Texto extraído:
------------------------------------

En aquellos años, las
estadísticas oficiales que publicaba el Granma, diario del régimen y único periódico
tolerado, confirmaban que Cuba era el país que mayores índices de crecimiento y prosperidad
ostentaba, de entre los del Tercer Mundo. Un contertulio circunstancial me
susurró que ellos lo que querían era salir ya del Tercer Mundo e incorporarse
al Primero, aunque empezaran a la cola. Uno de los pocos comentarios negativos
que logré obtener, en un país hermético y blindado, donde las paredes oyen.
Si preguntábamos qué pasaría cuando faltase Fidel, la respuesta inevitable era:
Está Raúl. Y si les inquiríamos por
las causas de tanta penuria económica, echaban la culpa al bloqueo yanqui. Es
lo que les vendía la propaganda oficial, aunque me temo que no se lo creían del todo.
Hoy ya nadie se traga eso (excepto Willy Toledo).
Otra cosa que les sacaba de quicio
era el apoyo cubano a la guerrilla de Angola. Nadie entendía qué pintaban los
soldados cubanos que partían a luchar en tan lejano conflicto y, a menudo,
regresaban en ataúdes cubiertos con la bandera cubana. Con su humor proverbial,
un cubano me dijo que a ellos los
llevaban a la jungla porque eran morenos y se camuflaban mejor en la
espesura, no como los blanquitos rusos, que se les descubría enseguida. Por
cierto que el general que mandaba las tropas en Angola, gran estratega y héroe
nacional de Sierra Maestra, Arnaldo Ochoa, 59 años, sería detenido unos meses más
tarde, acusado de conspirar contra Fidel y fusilado sumariamente. Fue éste un importante
punto de inflexión en el malestar del pueblo cubano.
Termino, que este post ya me ha
salido un poco largo. Pero les emplazo a un próximo texto, para el que he
dejado la anécdota más sabrosa de mi aventura cubana. Igual que hice con el
caso de los chinos. La historia del chino cabreado tenía entidad propia como
para un post exclusivo. Pues la de los cubanos no es de menor calibre. Que
pasen un finde fastuoso.
¿Nos vas a dejar todo el fin de semana con las ganas de leer tu historieta cubana más sabrosa? No sé si vamos a poder dormir algunos... Es broma, tío, que lo pases bien, y a ver si el Dépor le da un buen susto al Real Mierdil. Saludos
ResponderEliminarDeduzco que eres del Aleti. No fue posible el susto. De todas formas hicimos buen papel.
EliminarSí, un papelón. Memorable.
EliminarTú no sabes de fútbol, así que este último comentario no tiene ningún valor. Es un simple "flatus vocis".
EliminarCuando dice que les llevaban a los cubanos "productos de uso corriente en España", ¿a qué se refiere exactamente?

------------------------------------

Información:
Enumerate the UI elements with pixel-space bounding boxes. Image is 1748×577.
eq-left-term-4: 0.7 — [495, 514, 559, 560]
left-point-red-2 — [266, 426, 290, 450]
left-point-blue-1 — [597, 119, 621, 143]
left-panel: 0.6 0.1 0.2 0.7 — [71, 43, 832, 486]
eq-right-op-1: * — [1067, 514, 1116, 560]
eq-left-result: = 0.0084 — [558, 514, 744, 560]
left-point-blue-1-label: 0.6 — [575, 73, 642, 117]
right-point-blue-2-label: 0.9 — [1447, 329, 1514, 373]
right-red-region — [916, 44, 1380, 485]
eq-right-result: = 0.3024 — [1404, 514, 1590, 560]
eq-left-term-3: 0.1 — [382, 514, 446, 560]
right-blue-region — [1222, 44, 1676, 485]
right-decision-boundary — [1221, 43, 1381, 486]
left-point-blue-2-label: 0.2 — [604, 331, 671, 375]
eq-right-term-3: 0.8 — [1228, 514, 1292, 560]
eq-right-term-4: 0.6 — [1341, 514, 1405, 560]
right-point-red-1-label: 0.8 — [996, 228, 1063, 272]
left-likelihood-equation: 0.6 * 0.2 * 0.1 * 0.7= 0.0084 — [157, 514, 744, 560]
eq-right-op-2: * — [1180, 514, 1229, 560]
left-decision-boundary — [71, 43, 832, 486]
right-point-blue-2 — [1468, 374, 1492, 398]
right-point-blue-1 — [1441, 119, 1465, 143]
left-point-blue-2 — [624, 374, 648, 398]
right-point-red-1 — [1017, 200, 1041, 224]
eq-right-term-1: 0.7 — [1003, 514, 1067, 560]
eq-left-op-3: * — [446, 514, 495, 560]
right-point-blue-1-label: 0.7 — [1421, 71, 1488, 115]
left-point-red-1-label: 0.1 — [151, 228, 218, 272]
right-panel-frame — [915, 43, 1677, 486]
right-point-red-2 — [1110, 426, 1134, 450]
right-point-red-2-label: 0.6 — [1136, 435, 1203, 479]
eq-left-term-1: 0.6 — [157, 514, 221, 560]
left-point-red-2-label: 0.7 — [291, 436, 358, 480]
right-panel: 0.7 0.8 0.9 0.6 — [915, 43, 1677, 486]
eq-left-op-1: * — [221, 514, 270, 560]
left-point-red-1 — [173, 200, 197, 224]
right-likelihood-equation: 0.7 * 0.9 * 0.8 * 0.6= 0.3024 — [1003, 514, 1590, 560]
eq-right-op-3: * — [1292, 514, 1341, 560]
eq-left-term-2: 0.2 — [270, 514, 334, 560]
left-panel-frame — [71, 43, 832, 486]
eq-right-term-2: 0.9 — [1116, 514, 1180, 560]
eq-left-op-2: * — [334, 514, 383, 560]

------------------------------------

Tus tareas:
**a)** Enumera todas las personas que aparecen con su nombre en el texto sobre Cuba.
**b)** Sigue escribiendo el texto sobre Cuba a partir de su última frase.

Respuestas por punto:
**a)** Fidel, Raúl, Willy Toledo, Arnaldo Ochoa

**b)**
ResponderEliminarCompresas, dodotis, tiritas, camisetas decoradas, pantalones estrechos, latas de melocotón en almíbar, pan de higo, leche condensada y lo que se quiera imaginar.
EliminarLa historia del joven de Sierra Maestra se muestra con todo detalle en una de las dos películas en que Benicio del Toro interpretó magistralmente al Ché. Él nunca lo ocultó. Había que cumplir la Ley, si no aquello se convertiría en un cachondeo. Fue una decisión dolorosa, que no creo que le gustara tomar.
ResponderEliminarEn todo caso, es horrible, es extremadamente cruel aplicar la ley de forma tan inflexible. Don Quijote aconseja a Sancho, cuando éste va a gobernar la ínsula Barataria, que la vara de la justicia se incline del lado de la misericordia; quizá Ernesto no había leído a Cervantes.
EliminarCreo que sobra todo comentario: el hecho en sí se comenta y se califica por sí solo. Pero, aun poniéndome en la mente de este señor (a quien a algunos sorprende que le trate de asesino), puedo entender que en el momento se viera impulsado a tomar una decisión dolorosa y lo hiciera con sufrimiento. Lo que no admito es que, diez años después, escriba un librito de memorias y lo cuente con tono autolaudatorio; que sólo le falte añadir: "huy qué decisión más buena tomé, que tío más grande soy". Alguien capaz de tomar semejante decisión y, diez años después, no tener un atisbo de mala conciencia, para mí es un personaje totalmente desligado de la realidad y bastante poco recomendable. Yo no quiero gente así entre los dirigentes de mi país. Después de leer sus dos libros, yo no le hubiera dejado al cuidado de mis hijos. No tendría nunca la seguridad de que, por una supuesta razón de estado, no los hubiera convertido en hamburguesas.